(PROVIDED MATERIAL)
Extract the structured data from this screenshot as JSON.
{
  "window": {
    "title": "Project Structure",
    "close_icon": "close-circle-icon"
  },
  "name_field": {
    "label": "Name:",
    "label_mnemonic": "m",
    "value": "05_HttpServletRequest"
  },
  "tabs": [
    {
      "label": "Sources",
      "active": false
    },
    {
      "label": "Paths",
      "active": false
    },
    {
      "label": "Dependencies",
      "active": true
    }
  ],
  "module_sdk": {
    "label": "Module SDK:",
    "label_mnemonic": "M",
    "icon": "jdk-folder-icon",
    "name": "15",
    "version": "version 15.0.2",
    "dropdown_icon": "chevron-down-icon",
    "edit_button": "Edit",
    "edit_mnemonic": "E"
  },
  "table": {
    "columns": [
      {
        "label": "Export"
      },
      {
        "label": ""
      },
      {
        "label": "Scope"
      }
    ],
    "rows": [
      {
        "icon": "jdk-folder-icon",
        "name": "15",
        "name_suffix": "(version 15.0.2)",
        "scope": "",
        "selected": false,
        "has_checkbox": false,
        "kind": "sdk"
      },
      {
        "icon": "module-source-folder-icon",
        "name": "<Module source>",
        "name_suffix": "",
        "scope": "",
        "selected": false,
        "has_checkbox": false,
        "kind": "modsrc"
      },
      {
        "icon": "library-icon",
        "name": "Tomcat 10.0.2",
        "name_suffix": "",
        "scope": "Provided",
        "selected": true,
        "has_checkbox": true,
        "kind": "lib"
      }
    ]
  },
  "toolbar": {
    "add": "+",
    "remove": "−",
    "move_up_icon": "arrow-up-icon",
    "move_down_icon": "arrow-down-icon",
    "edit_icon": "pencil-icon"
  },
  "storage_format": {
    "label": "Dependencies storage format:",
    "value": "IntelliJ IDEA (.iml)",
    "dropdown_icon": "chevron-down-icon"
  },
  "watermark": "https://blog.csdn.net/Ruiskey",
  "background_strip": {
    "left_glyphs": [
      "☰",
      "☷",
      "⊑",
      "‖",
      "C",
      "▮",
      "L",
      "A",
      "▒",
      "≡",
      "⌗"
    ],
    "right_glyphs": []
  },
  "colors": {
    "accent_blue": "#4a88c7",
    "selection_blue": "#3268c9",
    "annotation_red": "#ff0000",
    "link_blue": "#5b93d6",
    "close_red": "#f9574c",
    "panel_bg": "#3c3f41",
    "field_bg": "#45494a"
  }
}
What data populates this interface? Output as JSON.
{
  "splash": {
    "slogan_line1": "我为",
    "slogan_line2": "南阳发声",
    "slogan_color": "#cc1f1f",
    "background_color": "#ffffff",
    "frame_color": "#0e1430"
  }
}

(WHAT NEEDS TO BE DONE) Return the listing above word for word.

(EXERCISE OUTPUT)
Extract the structured data from this screenshot as JSON.
{
  "window": {
    "title": "Project Structure",
    "close_icon": "close-circle-icon"
  },
  "name_field": {
    "label": "Name:",
    "label_mnemonic": "m",
    "value": "05_HttpServletRequest"
  },
  "tabs": [
    {
      "label": "Sources",
      "active": false
    },
    {
      "label": "Paths",
      "active": false
    },
    {
      "label": "Dependencies",
      "active": true
    }
  ],
  "module_sdk": {
    "label": "Module SDK:",
    "label_mnemonic": "M",
    "icon": "jdk-folder-icon",
    "name": "15",
    "version": "version 15.0.2",
    "dropdown_icon": "chevron-down-icon",
    "edit_button": "Edit",
    "edit_mnemonic": "E"
  },
  "table": {
    "columns": [
      {
        "label": "Export"
      },
      {
        "label": ""
      },
      {
        "label": "Scope"
      }
    ],
    "rows": [
      {
        "icon": "jdk-folder-icon",
        "name": "15",
        "name_suffix": "(version 15.0.2)",
        "scope": "",
        "selected": false,
        "has_checkbox": false,
        "kind": "sdk"
      },
      {
        "icon": "module-source-folder-icon",
        "name": "<Module source>",
        "name_suffix": "",
        "scope": "",
        "selected": false,
        "has_checkbox": false,
        "kind": "modsrc"
      },
      {
        "icon": "library-icon",
        "name": "Tomcat 10.0.2",
        "name_suffix": "",
        "scope": "Provided",
        "selected": true,
        "has_checkbox": true,
        "kind": "lib"
      }
    ]
  },
  "toolbar": {
    "add": "+",
    "remove": "−",
    "move_up_icon": "arrow-up-icon",
    "move_down_icon": "arrow-down-icon",
    "edit_icon": "pencil-icon"
  },
  "storage_format": {
    "label": "Dependencies storage format:",
    "value": "IntelliJ IDEA (.iml)",
    "dropdown_icon": "chevron-down-icon"
  },
  "watermark": "https://blog.csdn.net/Ruiskey",
  "background_strip": {
    "left_glyphs": [
      "☰",
      "☷",
      "⊑",
      "‖",
      "C",
      "▮",
      "L",
      "A",
      "▒",
      "≡",
      "⌗"
    ],
    "right_glyphs": []
  },
  "colors": {
    "accent_blue": "#4a88c7",
    "selection_blue": "#3268c9",
    "annotation_red": "#ff0000",
    "link_blue": "#5b93d6",
    "close_red": "#f9574c",
    "panel_bg": "#3c3f41",
    "field_bg": "#45494a"
  }
}
What data populates this interface? Output as JSON.
{
  "splash": {
    "slogan_line1": "我为",
    "slogan_line2": "南阳发声",
    "slogan_color": "#cc1f1f",
    "background_color": "#ffffff",
    "frame_color": "#0e1430"
  }
}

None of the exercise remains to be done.